## Complete the following
- A) Set down everything in the passage on Pope Gregory IX from "Pope Gregory IX" down to "issued in 1184.", word for word.
- B) According to the passage on Pope Gregory IX, why did he institute the Papal Inquisition? Answer in one to three sentences.

## Source passage
◆ ◆ ◆

Head of the Catholic Church from 1227 to 1241

Pope Gregory IX (Gregorius IX; born Ugolino di Conti; 1145 – 22 August 1241) was head of the Catholic Church and the ruler of the Papal States from 19 March 1227 until his death in 1241. He is known for issuing the Decretales and instituting the Papal Inquisition, in response to the failures of the episcopal inquisitions established during the time of Pope Lucius III, by means of the papal bull Ad abolendam, issued in 1184.

He worked initially as a cardinal, and after becoming the successor of Honorius III, he fully inherited the traditions of Gregory VII and of his own cousin Innocent III, and zealously continued their policy of papal supremacy.

==Early life and education==
Ugolino (Hugh) was born in Anagni near Rome. The date of his birth varies in sources between c. 1145 and 1170. He is said to have been "in his nineties, if not nearly one hundred years old" at his death. He received his education at the Universities of Paris and Bologna.

He was created Cardinal-Deacon of the church of Sant'Eustachio by his cousin Innocent III in December 1198. In 1206, he was promoted to the rank of Cardinal Bishop of Ostia e Velletri. He became Dean of the Sacred College of Cardinals in 1218 or 1219. Upon the special request of Saint Francis, in 1220, Pope Honorius III appointed him Cardinal Protector of the order of the Franciscans.

◆ ◆ ◆

## Information provided
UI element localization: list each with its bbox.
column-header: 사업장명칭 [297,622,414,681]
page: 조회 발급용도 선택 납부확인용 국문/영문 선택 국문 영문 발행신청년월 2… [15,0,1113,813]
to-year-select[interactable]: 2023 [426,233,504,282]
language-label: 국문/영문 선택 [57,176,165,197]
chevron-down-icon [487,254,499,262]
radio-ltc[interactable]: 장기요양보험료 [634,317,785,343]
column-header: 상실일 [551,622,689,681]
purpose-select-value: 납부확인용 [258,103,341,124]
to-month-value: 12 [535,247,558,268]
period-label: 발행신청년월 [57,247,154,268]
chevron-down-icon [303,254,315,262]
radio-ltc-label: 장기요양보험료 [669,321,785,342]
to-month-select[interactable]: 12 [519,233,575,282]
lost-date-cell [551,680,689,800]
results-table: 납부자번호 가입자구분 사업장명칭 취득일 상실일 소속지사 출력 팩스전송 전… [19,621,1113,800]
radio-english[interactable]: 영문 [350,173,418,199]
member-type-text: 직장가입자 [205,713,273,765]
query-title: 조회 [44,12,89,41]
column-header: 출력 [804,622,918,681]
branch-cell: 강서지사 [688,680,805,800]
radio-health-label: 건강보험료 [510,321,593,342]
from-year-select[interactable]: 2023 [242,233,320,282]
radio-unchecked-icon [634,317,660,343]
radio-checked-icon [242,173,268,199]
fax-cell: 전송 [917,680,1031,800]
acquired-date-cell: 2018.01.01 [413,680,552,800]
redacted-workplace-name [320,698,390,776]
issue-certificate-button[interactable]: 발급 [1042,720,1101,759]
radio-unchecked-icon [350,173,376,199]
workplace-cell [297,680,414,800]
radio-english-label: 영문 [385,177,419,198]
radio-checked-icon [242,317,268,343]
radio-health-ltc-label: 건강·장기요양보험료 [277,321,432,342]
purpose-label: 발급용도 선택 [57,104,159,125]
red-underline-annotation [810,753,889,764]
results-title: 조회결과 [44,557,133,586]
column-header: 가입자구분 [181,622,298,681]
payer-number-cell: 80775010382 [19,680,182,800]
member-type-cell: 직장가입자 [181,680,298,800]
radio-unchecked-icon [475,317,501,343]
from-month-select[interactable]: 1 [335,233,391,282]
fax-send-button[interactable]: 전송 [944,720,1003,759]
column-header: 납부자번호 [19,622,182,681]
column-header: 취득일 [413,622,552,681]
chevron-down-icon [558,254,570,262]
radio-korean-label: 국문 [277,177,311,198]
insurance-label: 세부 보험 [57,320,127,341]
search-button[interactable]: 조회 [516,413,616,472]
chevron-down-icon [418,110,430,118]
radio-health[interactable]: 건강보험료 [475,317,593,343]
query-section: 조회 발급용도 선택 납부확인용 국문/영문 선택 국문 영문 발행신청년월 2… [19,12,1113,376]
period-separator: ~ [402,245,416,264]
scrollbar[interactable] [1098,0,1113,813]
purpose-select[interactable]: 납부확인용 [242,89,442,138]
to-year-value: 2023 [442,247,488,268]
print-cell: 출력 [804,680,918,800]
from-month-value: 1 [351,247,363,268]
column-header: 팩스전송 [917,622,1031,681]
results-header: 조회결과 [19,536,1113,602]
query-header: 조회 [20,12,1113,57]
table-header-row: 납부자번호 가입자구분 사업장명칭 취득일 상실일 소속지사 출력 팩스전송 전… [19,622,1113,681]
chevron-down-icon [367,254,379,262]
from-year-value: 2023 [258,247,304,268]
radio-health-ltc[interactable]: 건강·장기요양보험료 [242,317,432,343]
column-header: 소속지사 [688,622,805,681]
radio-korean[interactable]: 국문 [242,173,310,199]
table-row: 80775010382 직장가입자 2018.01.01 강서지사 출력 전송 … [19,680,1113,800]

◆ ◆ ◆

## Expected outputs
- A)
Pope Gregory IX (Gregorius IX; born Ugolino di Conti; 1145 – 22 August 1241) was head of the Catholic Church and the ruler of the Papal States from 19 March 1227 until his death in 1241. He is known for issuing the Decretales and instituting the Papal Inquisition, in response to the failures of the episcopal inquisitions established during the time of Pope Lucius III, by means of the papal bull Ad abolendam, issued in 1184.

- B) He instituted it in response to the failures of the episcopal inquisitions. Those had been established during the time of Pope Lucius III by the papal bull Ad abolendam, issued in 1184.